In the data below, find every line with the string "screenshot" and pull it out.

» SUPPLIED INFORMATION
_ _ _

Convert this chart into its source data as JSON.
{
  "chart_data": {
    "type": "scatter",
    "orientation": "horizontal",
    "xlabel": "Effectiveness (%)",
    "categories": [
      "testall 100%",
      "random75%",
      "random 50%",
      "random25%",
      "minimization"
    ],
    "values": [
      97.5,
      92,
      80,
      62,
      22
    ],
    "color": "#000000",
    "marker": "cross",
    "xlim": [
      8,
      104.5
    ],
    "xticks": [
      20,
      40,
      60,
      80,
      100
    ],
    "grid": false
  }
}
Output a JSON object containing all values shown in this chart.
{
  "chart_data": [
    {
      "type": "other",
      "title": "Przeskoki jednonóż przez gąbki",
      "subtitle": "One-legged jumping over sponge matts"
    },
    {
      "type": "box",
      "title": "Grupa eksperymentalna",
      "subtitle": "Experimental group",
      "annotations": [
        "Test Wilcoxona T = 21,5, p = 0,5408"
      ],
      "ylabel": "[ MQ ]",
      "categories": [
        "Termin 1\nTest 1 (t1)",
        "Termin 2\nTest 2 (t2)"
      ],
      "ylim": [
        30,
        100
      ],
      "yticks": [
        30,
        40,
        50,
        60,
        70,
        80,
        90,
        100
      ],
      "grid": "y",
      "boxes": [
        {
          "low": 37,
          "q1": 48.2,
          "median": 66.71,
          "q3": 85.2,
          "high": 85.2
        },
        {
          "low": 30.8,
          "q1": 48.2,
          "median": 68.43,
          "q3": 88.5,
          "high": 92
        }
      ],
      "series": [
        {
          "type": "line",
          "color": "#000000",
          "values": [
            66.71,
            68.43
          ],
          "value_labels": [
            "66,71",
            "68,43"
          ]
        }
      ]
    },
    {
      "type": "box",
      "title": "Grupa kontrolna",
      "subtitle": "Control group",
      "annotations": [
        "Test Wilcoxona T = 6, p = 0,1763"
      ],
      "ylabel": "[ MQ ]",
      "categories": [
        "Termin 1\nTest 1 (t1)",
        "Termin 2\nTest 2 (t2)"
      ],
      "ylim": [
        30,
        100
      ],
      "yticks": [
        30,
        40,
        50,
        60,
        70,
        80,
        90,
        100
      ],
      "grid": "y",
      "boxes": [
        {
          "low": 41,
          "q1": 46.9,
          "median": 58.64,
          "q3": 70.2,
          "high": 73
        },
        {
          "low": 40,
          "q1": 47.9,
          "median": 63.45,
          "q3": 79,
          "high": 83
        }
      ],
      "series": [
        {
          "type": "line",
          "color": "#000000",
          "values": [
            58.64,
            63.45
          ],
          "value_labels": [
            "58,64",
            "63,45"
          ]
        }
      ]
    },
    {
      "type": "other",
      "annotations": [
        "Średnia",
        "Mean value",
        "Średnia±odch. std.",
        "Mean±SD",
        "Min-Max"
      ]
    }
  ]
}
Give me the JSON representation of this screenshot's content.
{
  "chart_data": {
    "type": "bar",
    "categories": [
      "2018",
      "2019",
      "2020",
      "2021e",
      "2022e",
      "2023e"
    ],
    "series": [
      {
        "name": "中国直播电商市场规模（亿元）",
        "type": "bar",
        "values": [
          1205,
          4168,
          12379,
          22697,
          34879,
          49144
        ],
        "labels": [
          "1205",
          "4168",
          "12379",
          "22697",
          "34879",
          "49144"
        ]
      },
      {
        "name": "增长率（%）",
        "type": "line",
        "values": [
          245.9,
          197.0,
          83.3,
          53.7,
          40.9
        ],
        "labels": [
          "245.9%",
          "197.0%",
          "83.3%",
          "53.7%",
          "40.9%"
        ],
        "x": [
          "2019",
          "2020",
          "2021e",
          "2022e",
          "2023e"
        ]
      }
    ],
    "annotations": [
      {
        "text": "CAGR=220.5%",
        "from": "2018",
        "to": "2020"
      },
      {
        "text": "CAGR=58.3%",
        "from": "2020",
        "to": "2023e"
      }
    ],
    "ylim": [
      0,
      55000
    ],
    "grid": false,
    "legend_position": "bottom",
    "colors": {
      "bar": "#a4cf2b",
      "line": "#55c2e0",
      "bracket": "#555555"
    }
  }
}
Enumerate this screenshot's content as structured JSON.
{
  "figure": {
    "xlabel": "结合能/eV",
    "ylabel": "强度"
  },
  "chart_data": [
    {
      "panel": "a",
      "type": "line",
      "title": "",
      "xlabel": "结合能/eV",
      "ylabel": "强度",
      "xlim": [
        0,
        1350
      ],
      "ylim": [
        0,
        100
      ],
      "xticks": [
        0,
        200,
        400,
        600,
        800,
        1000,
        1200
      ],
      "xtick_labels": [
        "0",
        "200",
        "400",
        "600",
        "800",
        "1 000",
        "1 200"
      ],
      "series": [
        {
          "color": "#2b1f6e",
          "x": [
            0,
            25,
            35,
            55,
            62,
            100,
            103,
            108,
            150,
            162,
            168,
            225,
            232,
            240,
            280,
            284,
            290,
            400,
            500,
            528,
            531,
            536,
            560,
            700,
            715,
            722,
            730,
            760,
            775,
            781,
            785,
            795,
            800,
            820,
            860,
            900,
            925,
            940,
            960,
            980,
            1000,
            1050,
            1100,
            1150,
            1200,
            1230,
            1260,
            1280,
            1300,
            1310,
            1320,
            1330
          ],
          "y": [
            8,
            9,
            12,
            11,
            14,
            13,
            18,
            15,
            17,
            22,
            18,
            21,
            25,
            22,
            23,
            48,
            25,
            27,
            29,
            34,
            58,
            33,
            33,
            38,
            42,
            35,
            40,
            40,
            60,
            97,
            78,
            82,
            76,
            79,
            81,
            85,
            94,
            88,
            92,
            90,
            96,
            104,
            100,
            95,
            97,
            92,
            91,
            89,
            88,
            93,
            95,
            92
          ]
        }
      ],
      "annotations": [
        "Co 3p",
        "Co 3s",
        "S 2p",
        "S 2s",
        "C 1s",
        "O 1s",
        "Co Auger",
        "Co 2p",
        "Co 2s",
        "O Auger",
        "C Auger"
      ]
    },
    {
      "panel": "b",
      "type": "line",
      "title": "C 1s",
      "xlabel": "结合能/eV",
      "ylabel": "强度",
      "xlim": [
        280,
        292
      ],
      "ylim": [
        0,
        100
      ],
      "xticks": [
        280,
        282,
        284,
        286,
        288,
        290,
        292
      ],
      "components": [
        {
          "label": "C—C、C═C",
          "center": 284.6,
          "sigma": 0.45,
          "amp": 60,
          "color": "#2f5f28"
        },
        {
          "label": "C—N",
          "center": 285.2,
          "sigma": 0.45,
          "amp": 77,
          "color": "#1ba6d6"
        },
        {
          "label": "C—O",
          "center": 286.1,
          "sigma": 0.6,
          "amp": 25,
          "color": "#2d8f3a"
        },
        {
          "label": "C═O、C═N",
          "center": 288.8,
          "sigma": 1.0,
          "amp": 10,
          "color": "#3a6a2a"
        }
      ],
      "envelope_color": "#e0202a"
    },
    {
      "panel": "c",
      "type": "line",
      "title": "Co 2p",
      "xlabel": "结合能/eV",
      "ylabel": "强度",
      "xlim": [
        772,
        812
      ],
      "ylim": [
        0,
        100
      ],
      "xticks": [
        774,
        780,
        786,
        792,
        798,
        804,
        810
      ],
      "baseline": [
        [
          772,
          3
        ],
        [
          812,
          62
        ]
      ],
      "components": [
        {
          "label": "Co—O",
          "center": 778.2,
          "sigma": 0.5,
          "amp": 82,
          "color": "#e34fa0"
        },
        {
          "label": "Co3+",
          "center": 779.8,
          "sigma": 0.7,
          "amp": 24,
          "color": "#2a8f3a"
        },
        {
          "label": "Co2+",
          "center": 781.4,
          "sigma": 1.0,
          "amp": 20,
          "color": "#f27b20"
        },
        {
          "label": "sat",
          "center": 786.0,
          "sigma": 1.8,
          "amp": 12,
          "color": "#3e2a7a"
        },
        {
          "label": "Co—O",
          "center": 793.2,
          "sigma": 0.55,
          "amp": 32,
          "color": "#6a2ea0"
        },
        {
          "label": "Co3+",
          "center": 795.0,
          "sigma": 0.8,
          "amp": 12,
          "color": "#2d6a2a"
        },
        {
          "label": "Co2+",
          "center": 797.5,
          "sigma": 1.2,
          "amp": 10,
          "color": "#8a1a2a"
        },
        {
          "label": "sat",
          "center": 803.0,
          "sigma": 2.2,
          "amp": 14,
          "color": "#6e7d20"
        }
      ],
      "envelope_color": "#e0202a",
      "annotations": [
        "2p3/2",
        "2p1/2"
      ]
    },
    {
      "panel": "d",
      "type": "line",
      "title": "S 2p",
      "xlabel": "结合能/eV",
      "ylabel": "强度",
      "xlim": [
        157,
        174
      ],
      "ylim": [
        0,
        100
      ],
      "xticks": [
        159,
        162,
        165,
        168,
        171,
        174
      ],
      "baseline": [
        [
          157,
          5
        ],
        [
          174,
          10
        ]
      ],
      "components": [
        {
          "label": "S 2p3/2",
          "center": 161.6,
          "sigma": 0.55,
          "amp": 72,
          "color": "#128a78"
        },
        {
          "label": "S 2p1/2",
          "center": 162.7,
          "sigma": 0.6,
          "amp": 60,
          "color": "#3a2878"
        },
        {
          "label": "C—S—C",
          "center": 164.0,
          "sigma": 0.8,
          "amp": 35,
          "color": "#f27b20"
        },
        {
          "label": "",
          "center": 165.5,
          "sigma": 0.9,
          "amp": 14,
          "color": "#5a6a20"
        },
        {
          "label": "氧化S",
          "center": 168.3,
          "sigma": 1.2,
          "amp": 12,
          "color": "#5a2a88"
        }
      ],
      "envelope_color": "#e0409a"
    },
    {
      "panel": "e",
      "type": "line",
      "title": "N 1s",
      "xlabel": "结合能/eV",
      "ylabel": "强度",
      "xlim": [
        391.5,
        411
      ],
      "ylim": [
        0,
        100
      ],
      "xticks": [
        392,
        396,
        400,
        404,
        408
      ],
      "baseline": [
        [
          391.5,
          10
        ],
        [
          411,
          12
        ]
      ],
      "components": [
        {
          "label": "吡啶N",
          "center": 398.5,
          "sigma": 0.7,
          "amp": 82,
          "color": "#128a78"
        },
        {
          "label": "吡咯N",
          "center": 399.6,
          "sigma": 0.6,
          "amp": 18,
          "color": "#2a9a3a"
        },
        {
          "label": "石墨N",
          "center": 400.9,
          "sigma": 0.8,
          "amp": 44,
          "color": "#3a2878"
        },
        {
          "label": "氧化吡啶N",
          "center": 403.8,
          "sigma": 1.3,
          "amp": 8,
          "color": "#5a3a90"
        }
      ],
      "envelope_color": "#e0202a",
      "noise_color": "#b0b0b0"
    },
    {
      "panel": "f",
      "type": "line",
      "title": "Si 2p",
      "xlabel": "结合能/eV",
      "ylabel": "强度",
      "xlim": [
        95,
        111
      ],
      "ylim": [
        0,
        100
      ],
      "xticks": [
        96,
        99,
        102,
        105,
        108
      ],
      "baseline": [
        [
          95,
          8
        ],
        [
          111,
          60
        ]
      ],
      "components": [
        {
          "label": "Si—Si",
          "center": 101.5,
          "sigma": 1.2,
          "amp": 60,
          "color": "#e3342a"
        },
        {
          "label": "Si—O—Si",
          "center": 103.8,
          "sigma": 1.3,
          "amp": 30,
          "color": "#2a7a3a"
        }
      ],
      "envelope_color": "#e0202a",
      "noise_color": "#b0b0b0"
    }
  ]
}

_ _ _

» COMPLETE RESPONSE
Give me the JSON representation of this screenshot's content.
Enumerate this screenshot's content as structured JSON.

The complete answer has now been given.